EXERCISE REQUIREMENTS:
Quote every line of the material beneath this one.

━━━ INFORMATION GIVEN

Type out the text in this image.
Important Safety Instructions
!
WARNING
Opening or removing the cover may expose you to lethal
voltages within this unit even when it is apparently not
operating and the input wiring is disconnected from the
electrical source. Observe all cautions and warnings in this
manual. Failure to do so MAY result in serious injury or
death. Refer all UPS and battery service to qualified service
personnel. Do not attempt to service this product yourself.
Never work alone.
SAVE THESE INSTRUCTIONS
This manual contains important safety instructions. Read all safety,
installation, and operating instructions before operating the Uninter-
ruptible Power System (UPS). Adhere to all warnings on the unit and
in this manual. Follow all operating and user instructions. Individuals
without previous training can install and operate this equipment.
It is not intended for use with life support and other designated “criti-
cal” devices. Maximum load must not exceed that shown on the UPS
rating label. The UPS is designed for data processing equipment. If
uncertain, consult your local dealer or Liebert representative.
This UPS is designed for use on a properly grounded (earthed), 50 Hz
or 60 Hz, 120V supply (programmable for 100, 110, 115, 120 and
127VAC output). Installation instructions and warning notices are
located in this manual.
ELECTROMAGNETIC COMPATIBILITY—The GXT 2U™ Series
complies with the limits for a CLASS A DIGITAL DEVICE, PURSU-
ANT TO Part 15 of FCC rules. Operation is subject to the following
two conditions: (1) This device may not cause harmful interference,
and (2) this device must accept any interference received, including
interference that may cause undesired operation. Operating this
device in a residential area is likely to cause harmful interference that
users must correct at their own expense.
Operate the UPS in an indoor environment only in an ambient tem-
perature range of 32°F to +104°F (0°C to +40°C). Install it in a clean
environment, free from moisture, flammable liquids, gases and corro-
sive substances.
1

━━━━━━

SOLUTION:
Type out the text in this image.
Important Safety Instructions
!
WARNING
Opening or removing the cover may expose you to lethal
voltages within this unit even when it is apparently not
operating and the input wiring is disconnected from the
electrical source. Observe all cautions and warnings in this
manual. Failure to do so MAY result in serious injury or
death. Refer all UPS and battery service to qualified service
personnel. Do not attempt to service this product yourself.
Never work alone.
SAVE THESE INSTRUCTIONS
This manual contains important safety instructions. Read all safety,
installation, and operating instructions before operating the Uninter-
ruptible Power System (UPS). Adhere to all warnings on the unit and
in this manual. Follow all operating and user instructions. Individuals
without previous training can install and operate this equipment.
It is not intended for use with life support and other designated “criti-
cal” devices. Maximum load must not exceed that shown on the UPS
rating label. The UPS is designed for data processing equipment. If
uncertain, consult your local dealer or Liebert representative.
This UPS is designed for use on a properly grounded (earthed), 50 Hz
or 60 Hz, 120V supply (programmable for 100, 110, 115, 120 and
127VAC output). Installation instructions and warning notices are
located in this manual.
ELECTROMAGNETIC COMPATIBILITY—The GXT 2U™ Series
complies with the limits for a CLASS A DIGITAL DEVICE, PURSU-
ANT TO Part 15 of FCC rules. Operation is subject to the following
two conditions: (1) This device may not cause harmful interference,
and (2) this device must accept any interference received, including
interference that may cause undesired operation. Operating this
device in a residential area is likely to cause harmful interference that
users must correct at their own expense.
Operate the UPS in an indoor environment only in an ambient tem-
perature range of 32°F to +104°F (0°C to +40°C). Install it in a clean
environment, free from moisture, flammable liquids, gases and corro-
sive substances.
1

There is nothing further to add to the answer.